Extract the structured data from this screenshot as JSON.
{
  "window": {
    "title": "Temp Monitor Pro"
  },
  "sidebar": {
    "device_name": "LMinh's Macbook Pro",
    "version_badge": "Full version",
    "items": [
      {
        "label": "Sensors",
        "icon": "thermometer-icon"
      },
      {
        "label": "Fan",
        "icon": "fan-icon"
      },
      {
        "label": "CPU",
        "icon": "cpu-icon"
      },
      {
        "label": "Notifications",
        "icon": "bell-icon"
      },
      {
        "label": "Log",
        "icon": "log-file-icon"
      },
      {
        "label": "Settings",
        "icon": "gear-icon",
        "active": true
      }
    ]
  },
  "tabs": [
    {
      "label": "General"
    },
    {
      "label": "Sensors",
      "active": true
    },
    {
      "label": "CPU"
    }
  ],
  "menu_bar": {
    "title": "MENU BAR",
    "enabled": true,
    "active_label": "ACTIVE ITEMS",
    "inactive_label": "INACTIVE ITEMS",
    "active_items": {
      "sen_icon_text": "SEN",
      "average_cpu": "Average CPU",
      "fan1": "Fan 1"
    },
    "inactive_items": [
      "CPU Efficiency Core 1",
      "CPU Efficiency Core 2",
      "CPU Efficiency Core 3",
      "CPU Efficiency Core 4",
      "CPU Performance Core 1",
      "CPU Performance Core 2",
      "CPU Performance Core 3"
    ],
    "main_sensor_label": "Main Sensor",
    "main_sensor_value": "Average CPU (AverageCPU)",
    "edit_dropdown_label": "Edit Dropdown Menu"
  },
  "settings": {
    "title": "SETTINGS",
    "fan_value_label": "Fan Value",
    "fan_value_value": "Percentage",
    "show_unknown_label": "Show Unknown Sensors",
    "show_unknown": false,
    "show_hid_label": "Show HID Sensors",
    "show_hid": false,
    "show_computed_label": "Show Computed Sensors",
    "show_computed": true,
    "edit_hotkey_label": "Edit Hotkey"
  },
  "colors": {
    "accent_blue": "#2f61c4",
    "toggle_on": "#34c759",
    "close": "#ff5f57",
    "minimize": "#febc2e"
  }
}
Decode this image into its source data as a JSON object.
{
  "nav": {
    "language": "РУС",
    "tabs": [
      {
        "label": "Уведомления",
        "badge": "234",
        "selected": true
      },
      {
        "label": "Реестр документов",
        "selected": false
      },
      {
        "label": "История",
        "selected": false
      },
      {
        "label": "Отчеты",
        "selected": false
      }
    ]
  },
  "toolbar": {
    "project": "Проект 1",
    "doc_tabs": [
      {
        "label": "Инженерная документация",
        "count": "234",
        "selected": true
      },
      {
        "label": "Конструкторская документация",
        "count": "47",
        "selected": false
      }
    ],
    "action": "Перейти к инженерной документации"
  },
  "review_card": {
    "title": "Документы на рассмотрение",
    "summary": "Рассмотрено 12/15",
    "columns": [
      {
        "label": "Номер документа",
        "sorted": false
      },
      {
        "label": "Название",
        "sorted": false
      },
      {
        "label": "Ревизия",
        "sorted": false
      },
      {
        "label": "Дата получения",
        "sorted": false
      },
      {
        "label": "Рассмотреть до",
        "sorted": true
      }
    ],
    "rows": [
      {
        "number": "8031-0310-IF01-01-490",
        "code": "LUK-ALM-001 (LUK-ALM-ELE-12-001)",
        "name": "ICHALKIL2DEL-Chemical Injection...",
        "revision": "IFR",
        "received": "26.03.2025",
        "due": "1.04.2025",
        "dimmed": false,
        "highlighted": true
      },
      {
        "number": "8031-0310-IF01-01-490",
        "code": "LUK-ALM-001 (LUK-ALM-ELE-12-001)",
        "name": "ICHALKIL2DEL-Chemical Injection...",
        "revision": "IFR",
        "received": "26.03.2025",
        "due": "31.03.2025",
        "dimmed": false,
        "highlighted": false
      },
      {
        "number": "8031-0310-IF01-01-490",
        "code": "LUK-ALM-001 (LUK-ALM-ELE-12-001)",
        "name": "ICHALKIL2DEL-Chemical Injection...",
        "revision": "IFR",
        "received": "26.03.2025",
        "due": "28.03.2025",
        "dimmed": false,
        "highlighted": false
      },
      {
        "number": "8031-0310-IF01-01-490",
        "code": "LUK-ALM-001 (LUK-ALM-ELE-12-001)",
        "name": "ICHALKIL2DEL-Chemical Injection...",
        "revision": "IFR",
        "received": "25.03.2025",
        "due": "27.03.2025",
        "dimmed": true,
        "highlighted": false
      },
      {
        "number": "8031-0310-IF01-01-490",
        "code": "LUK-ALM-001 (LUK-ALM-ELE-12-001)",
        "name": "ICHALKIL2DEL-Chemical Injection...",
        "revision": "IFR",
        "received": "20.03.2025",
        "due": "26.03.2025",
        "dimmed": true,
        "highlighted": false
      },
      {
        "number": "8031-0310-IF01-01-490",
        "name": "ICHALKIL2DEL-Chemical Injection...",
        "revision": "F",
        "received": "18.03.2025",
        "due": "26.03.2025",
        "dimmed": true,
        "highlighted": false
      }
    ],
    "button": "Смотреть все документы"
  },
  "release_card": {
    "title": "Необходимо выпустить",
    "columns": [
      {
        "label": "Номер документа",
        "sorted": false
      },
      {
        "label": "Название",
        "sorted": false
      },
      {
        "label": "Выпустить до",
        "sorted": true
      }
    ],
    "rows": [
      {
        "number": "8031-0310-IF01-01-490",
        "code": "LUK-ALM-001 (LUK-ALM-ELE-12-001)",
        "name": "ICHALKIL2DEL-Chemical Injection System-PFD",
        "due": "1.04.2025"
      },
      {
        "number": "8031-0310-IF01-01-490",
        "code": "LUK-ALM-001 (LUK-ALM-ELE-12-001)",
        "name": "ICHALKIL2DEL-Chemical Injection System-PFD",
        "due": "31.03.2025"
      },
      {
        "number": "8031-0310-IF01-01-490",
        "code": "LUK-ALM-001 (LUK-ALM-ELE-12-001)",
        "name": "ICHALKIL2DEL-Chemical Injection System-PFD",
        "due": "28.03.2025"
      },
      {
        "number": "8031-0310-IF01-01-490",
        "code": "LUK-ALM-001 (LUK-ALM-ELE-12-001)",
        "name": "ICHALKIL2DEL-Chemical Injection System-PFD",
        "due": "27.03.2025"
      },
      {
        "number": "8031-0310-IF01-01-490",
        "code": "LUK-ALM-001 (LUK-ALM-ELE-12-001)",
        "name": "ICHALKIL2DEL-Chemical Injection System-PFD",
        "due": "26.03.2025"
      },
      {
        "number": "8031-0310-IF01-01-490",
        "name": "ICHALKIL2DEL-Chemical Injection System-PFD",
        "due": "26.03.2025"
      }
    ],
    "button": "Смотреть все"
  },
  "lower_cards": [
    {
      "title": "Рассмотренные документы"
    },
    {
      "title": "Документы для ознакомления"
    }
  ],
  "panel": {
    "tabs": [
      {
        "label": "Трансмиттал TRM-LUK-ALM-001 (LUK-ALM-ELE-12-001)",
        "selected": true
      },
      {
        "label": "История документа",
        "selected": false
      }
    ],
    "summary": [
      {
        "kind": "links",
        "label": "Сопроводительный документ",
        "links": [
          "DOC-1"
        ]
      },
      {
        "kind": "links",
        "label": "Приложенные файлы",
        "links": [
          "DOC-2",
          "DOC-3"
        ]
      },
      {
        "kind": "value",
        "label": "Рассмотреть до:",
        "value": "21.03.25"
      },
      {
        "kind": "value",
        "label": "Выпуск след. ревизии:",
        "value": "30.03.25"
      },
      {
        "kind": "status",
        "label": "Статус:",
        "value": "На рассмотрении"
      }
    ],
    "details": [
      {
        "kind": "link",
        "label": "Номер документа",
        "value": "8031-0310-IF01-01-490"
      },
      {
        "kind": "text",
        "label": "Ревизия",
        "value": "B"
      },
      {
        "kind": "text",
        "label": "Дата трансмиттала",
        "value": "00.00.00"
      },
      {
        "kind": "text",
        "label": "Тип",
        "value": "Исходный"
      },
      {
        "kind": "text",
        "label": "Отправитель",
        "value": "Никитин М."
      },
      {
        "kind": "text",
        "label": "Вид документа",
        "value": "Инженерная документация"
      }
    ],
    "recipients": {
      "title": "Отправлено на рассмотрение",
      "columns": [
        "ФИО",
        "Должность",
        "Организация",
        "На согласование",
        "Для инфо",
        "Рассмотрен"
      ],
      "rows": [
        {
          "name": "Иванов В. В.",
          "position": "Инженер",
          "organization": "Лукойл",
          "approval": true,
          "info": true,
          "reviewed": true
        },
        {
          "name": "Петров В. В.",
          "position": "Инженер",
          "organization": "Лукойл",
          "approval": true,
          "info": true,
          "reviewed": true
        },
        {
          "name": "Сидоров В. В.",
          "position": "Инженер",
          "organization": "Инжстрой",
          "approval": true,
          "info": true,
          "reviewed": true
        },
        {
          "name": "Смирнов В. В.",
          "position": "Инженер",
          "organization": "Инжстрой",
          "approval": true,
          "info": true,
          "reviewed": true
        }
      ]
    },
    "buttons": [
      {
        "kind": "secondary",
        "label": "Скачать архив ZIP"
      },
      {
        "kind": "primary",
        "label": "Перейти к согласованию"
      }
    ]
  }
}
^^^^^^^^^^^^^^^^
◆ What you will do
Locate all lines holding the word "История", then copy them out.

◆ Exercise output
        "label": "История",
        "label": "История документа",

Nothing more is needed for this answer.